[Exercise aim]:
Print the lines of the listing below unchanged, beginning at the line that contains "formula-subscript: k <box>325 761" and stopping after the line that contains "header-plastic-limit: 塑限(%) <box>615".

[Material supplied]:
******

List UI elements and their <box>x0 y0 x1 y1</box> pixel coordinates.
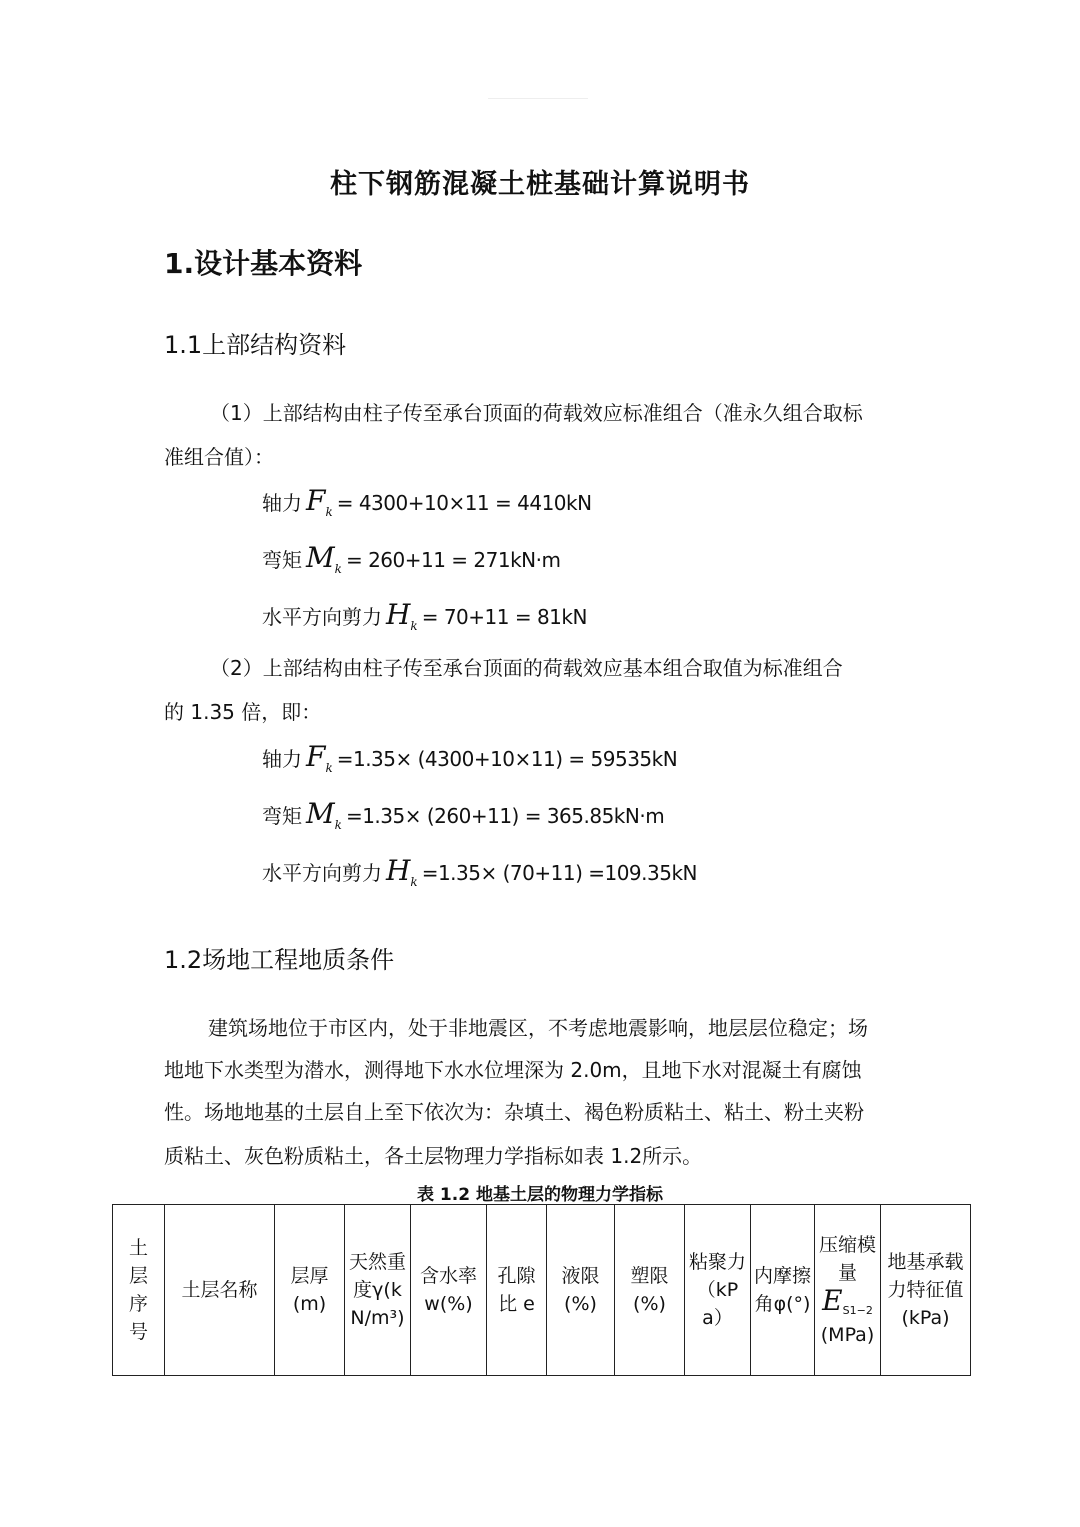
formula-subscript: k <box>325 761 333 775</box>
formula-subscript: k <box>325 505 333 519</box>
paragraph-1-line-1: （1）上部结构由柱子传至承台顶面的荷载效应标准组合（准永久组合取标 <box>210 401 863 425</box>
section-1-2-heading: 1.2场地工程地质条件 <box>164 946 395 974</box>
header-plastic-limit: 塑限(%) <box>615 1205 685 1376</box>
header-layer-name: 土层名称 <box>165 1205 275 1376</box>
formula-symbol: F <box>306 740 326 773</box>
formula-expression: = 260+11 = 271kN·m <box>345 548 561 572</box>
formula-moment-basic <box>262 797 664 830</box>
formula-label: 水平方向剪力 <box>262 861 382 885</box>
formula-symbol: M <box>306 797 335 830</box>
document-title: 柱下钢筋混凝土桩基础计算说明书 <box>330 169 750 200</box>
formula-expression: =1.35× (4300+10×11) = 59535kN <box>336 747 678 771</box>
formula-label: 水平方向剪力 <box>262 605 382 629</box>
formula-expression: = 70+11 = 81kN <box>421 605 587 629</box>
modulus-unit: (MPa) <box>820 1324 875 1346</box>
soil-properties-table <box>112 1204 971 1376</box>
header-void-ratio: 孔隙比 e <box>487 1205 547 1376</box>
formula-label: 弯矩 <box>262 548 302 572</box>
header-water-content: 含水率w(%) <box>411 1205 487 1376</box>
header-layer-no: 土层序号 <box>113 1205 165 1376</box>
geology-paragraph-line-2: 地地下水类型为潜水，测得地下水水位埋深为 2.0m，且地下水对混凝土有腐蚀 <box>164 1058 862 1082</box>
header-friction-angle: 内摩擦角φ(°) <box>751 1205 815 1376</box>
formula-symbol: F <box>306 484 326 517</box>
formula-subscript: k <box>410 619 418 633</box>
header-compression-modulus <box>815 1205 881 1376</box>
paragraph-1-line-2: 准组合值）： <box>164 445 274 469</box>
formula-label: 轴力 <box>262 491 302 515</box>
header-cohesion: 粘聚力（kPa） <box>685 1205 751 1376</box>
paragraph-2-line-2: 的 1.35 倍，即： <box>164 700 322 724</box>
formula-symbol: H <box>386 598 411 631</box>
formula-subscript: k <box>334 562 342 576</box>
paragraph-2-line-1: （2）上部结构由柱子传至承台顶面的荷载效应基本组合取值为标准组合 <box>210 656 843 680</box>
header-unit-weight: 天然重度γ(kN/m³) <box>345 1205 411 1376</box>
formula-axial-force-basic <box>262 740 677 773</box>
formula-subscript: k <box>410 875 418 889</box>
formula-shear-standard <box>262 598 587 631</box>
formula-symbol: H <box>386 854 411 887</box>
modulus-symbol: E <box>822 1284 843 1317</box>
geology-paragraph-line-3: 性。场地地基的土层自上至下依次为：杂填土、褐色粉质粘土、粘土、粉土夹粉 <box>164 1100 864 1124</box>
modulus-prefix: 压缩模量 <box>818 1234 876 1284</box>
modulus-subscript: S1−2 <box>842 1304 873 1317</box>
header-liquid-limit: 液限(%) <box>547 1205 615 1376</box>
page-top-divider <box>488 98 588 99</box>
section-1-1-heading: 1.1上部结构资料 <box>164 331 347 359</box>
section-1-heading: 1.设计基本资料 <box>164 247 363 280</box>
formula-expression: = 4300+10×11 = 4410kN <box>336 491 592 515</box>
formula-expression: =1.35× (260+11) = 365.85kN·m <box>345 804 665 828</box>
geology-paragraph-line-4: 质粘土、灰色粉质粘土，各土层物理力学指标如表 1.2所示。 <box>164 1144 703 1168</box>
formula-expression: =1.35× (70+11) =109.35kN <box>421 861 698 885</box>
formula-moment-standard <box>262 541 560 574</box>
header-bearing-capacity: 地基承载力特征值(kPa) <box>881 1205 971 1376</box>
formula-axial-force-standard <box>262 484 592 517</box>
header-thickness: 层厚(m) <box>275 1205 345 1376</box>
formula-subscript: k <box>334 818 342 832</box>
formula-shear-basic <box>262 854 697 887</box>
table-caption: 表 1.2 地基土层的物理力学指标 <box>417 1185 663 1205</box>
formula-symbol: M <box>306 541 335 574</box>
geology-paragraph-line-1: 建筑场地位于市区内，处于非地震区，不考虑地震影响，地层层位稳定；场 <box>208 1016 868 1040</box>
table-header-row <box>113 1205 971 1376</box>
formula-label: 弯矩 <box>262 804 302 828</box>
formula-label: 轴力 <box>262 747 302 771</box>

******

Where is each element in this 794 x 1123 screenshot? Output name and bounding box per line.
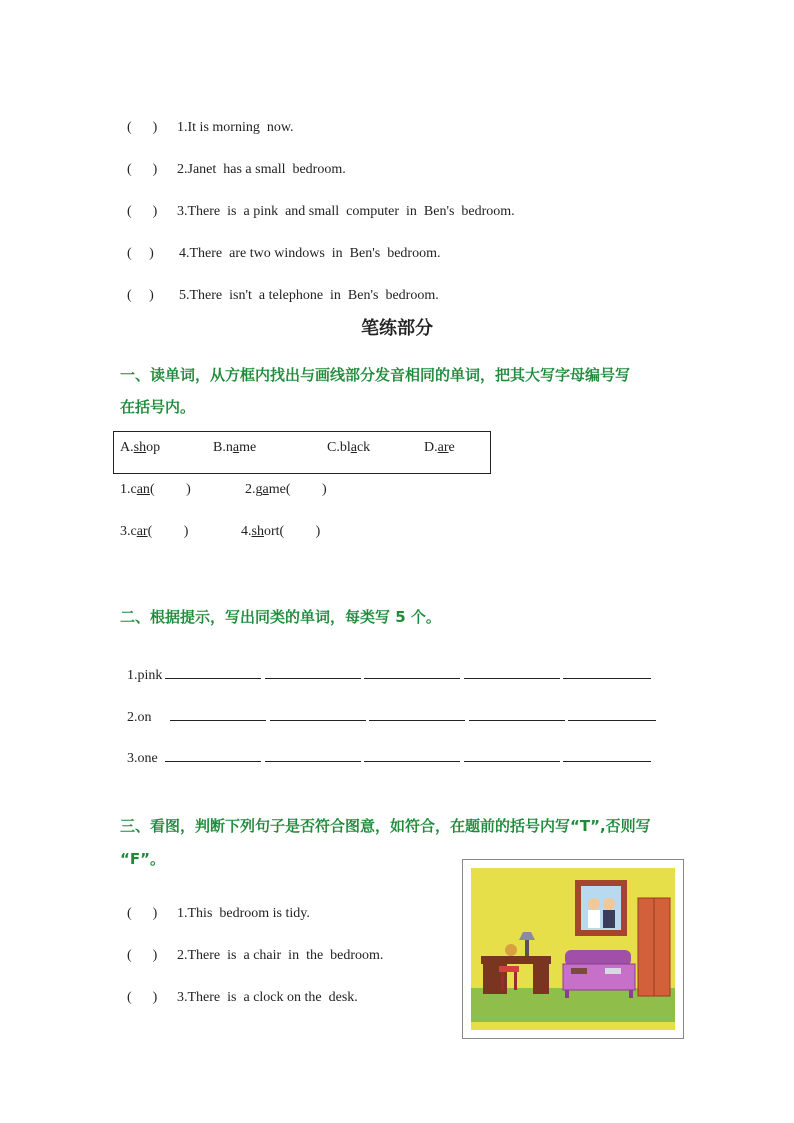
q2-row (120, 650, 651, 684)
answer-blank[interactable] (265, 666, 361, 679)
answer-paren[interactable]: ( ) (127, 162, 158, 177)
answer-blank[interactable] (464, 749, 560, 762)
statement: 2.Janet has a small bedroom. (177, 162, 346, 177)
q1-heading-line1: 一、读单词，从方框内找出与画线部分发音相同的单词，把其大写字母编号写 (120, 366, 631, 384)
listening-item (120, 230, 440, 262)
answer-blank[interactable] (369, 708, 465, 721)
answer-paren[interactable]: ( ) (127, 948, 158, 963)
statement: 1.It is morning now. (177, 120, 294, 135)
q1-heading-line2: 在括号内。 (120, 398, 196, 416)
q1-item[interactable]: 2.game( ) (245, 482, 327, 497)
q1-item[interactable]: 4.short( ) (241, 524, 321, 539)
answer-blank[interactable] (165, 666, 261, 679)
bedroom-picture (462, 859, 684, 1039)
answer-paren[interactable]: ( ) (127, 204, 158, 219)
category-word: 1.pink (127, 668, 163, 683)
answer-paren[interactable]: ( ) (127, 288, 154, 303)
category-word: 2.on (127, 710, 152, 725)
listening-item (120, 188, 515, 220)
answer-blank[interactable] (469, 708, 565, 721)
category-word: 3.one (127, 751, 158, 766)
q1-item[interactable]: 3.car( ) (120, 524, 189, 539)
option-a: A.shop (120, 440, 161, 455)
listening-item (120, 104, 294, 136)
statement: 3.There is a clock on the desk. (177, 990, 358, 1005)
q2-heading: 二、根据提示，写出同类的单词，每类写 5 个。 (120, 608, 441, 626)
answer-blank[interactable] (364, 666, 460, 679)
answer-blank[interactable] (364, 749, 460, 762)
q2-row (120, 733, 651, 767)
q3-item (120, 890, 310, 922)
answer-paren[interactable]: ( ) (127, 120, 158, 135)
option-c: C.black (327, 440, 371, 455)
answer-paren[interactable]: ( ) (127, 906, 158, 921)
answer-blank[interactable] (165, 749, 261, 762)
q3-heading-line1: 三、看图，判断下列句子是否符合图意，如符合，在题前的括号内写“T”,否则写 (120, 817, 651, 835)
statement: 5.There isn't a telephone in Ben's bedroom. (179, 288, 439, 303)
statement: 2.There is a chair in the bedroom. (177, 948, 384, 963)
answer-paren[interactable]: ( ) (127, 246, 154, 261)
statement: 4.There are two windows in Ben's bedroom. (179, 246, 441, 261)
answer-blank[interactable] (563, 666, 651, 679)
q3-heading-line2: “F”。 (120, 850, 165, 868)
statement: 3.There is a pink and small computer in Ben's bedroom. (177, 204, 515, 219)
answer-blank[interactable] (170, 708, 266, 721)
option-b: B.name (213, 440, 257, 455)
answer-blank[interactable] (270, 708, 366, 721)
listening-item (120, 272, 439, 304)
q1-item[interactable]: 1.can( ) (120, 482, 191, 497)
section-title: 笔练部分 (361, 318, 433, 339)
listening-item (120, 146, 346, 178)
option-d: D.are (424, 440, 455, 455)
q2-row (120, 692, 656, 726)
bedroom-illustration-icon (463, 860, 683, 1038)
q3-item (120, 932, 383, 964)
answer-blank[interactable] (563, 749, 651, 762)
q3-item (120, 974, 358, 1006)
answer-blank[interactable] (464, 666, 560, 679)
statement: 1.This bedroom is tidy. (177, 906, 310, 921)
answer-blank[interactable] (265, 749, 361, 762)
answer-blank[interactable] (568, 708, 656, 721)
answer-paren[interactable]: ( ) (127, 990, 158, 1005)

******

[Exercise response]:
formula-subscript: k <box>325 761 333 775</box>
formula-subscript: k <box>325 505 333 519</box>
paragraph-1-line-1: （1）上部结构由柱子传至承台顶面的荷载效应标准组合（准永久组合取标 <box>210 401 863 425</box>
section-1-2-heading: 1.2场地工程地质条件 <box>164 946 395 974</box>
header-plastic-limit: 塑限(%) <box>615 1205 685 1376</box>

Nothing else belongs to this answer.